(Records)
## BEGIN
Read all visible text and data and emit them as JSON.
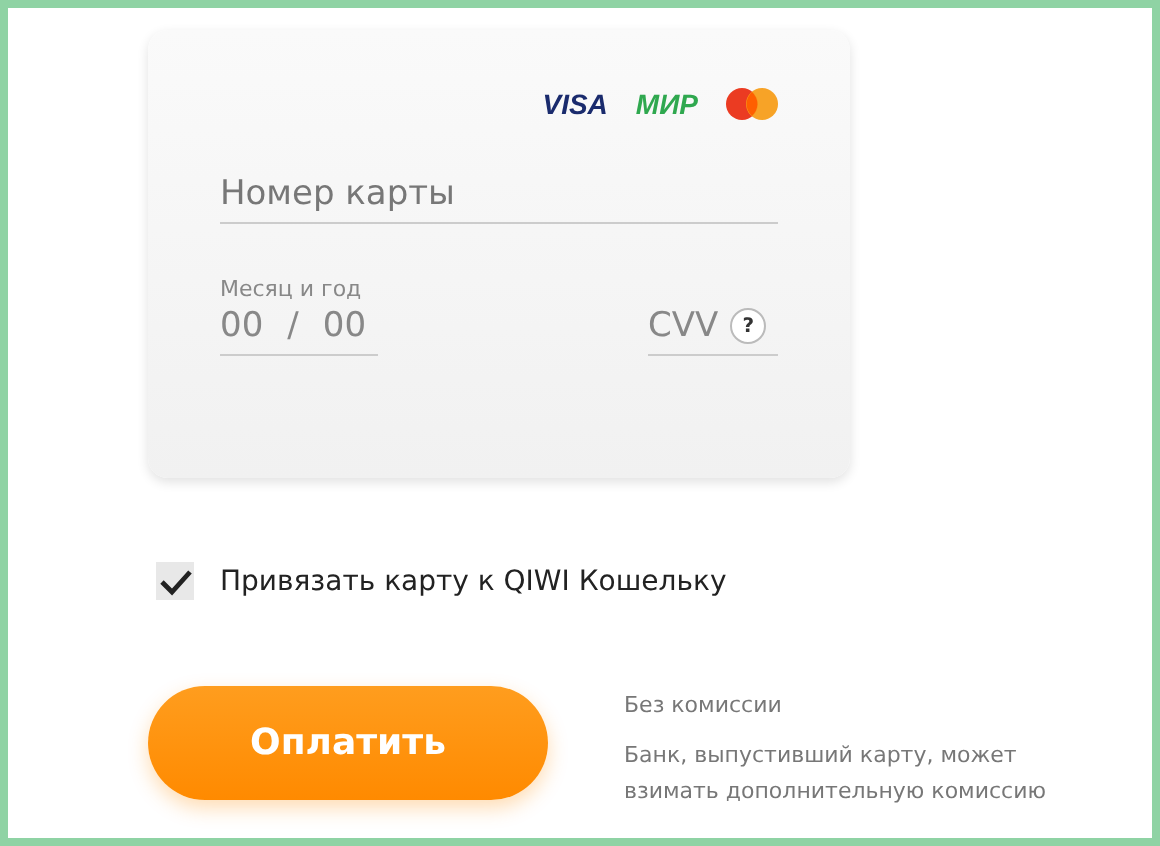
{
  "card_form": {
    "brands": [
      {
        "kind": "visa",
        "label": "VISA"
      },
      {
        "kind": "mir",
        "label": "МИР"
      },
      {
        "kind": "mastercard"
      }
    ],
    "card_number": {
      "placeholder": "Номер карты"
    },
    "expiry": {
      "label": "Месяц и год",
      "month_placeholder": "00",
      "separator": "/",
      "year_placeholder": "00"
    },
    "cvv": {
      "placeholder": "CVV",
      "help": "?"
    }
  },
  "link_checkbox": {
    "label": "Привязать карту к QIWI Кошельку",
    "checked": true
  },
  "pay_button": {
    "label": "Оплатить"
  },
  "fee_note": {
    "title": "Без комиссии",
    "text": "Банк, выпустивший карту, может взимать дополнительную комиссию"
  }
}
## END
## BEGIN
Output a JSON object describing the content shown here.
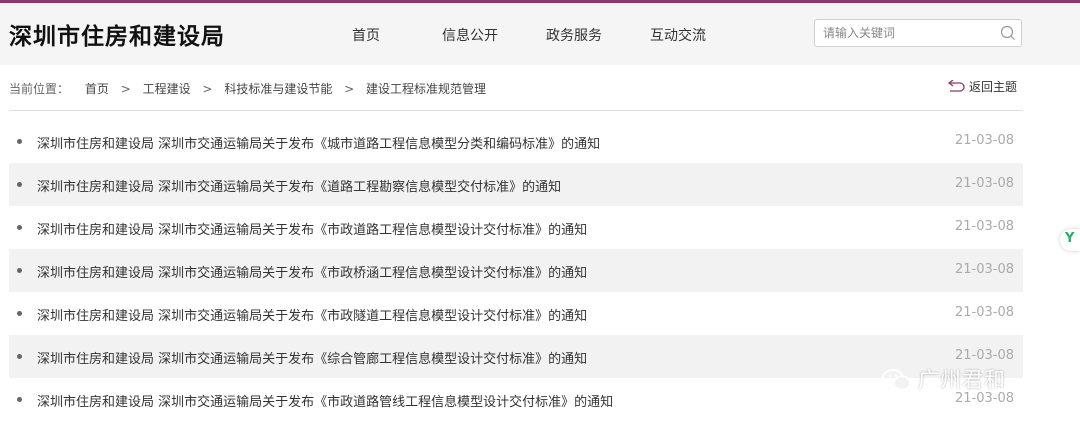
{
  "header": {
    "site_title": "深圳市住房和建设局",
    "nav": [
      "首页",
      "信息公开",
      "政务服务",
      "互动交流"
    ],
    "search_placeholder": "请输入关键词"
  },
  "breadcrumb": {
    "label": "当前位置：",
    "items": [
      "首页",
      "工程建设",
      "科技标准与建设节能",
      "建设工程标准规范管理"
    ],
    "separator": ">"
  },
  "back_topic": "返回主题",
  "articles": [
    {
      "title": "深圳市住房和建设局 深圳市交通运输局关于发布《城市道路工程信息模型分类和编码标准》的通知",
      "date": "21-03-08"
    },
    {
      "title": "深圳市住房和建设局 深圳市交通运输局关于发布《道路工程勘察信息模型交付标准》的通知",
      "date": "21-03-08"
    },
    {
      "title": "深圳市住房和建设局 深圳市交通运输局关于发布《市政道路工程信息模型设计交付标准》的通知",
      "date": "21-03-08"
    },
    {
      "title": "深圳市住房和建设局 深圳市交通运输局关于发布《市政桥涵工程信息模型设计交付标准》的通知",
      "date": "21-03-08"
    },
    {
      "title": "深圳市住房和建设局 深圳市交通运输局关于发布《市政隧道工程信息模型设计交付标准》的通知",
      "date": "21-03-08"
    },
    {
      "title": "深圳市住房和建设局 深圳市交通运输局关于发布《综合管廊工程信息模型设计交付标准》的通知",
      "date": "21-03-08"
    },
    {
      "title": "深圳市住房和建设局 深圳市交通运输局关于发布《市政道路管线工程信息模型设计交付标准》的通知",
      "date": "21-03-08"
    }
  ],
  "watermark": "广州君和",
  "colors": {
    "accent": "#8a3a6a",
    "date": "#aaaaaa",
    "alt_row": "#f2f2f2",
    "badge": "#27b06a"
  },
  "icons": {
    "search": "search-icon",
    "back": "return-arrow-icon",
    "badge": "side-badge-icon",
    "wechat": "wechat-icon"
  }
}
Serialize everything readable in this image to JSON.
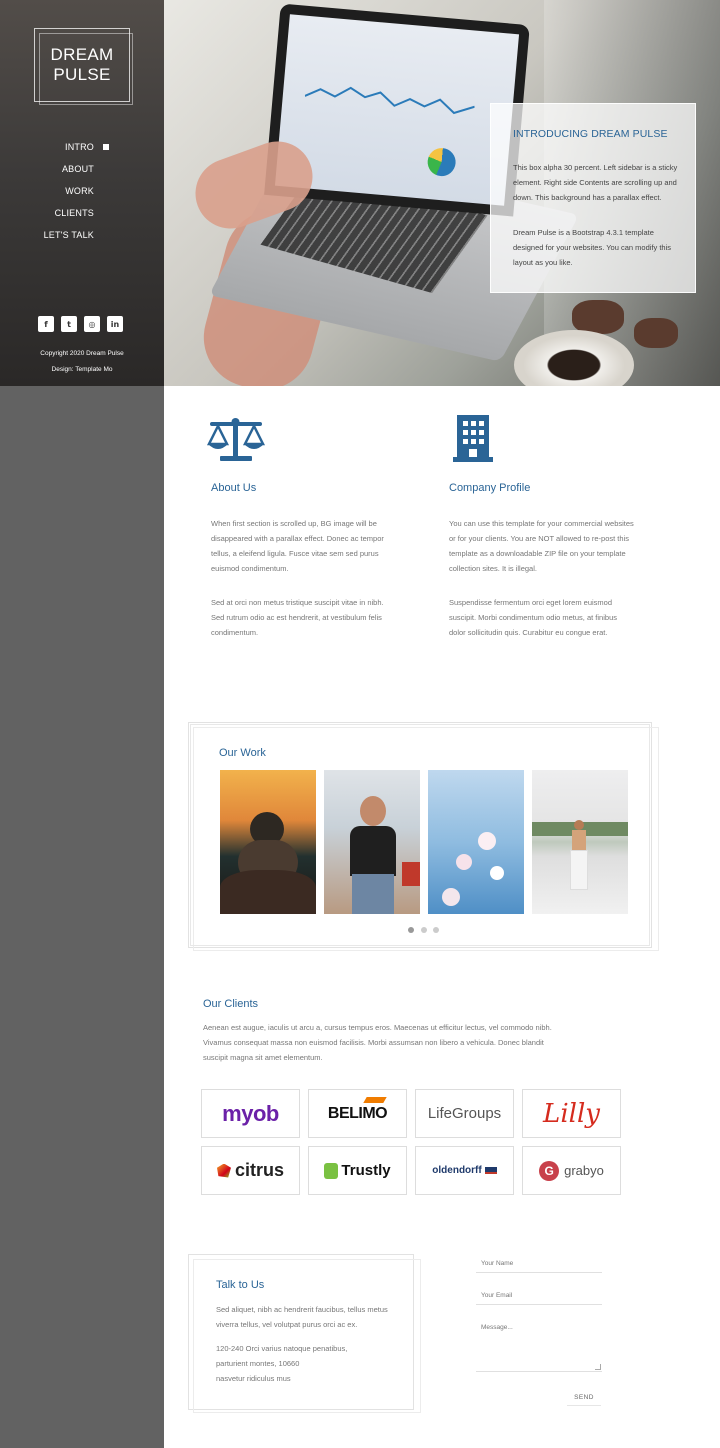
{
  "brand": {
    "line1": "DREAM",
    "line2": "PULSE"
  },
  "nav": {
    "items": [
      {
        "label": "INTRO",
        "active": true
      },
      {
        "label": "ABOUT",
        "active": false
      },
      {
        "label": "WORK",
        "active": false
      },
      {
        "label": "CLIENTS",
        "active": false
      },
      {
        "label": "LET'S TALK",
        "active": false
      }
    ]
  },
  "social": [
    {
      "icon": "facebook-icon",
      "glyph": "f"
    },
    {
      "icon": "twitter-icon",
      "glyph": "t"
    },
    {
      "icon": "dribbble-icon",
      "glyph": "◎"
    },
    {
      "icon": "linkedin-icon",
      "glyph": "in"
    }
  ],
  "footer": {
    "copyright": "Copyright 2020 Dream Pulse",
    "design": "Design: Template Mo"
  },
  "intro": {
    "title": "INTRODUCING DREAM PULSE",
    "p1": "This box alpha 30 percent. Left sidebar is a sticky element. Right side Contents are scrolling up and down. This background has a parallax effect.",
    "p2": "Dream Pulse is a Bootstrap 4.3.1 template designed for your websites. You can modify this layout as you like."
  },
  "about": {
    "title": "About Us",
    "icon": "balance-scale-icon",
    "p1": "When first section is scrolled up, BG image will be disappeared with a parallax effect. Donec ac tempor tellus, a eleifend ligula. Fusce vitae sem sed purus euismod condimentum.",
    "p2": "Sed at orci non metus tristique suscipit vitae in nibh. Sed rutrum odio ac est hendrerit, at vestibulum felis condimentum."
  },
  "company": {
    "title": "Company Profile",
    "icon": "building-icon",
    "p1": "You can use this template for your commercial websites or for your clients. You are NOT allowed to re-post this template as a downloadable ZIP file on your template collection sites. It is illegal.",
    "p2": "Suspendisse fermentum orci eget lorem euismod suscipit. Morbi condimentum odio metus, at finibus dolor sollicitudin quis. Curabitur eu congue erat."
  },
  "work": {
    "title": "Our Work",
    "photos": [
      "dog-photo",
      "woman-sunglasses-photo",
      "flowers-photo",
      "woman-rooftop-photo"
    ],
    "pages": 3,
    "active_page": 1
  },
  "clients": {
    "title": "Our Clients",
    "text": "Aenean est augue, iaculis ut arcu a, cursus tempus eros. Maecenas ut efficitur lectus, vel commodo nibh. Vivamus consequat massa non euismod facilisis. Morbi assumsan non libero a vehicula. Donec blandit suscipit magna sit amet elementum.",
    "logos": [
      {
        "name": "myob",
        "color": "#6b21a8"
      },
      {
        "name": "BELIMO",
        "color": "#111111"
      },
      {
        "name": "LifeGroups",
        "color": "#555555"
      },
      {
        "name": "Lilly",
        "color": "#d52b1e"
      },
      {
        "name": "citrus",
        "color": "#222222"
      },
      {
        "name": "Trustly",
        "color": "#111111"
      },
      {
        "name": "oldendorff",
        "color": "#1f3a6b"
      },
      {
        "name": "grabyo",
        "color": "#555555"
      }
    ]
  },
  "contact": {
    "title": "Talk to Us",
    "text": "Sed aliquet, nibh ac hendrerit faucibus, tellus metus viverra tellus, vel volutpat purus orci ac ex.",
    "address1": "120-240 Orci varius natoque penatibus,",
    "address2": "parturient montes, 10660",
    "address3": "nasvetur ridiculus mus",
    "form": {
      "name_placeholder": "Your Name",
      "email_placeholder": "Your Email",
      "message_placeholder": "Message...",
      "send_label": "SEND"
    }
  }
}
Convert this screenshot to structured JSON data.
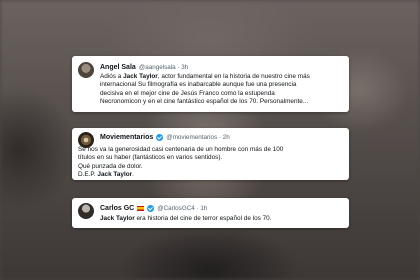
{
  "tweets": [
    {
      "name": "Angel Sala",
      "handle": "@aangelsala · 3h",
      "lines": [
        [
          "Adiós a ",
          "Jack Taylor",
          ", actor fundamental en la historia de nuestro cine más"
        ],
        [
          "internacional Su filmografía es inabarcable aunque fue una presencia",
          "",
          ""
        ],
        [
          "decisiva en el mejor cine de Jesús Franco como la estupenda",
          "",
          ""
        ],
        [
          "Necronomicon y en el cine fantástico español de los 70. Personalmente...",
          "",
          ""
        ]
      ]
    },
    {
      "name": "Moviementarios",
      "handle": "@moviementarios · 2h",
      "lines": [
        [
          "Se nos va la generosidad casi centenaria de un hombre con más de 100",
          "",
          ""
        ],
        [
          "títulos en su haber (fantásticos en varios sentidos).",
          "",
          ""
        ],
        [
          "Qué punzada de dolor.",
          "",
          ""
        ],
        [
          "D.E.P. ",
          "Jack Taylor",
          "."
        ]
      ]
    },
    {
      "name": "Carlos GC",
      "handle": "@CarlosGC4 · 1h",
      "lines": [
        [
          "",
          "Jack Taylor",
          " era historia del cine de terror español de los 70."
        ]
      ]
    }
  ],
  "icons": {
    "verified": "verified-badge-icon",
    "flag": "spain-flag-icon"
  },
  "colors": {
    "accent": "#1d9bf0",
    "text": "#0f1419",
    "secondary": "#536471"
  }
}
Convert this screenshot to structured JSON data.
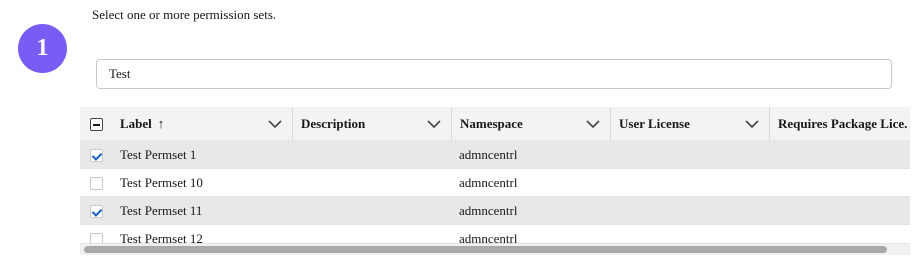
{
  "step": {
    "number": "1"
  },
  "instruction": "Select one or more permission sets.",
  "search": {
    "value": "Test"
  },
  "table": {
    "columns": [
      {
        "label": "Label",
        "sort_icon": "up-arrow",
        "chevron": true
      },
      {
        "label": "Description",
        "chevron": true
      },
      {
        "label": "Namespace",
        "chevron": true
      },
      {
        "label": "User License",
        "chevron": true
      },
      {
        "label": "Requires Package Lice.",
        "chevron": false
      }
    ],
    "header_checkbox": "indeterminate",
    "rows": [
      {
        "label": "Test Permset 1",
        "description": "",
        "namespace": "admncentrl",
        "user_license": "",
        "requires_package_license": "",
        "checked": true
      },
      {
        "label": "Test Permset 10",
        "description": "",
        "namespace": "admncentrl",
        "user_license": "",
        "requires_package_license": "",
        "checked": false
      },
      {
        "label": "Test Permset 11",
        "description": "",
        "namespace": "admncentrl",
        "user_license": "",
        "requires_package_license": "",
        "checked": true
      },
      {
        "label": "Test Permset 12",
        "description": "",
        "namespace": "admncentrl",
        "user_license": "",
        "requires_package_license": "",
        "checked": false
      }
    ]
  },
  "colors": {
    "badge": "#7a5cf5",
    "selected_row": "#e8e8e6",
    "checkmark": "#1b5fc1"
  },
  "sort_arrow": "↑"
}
## END
TASK OBJECTIVE
In the entries above, find every line with the word "hendrerit" and list it.

EXERCISE ANSWER
    "p2": "Sed at orci non metus tristique suscipit vitae in nibh. Sed rutrum odio ac est hendrerit, at vestibulum felis condimentum."
    "text": "Sed aliquet, nibh ac hendrerit faucibus, tellus metus viverra tellus, vel volutpat purus orci ac ex.",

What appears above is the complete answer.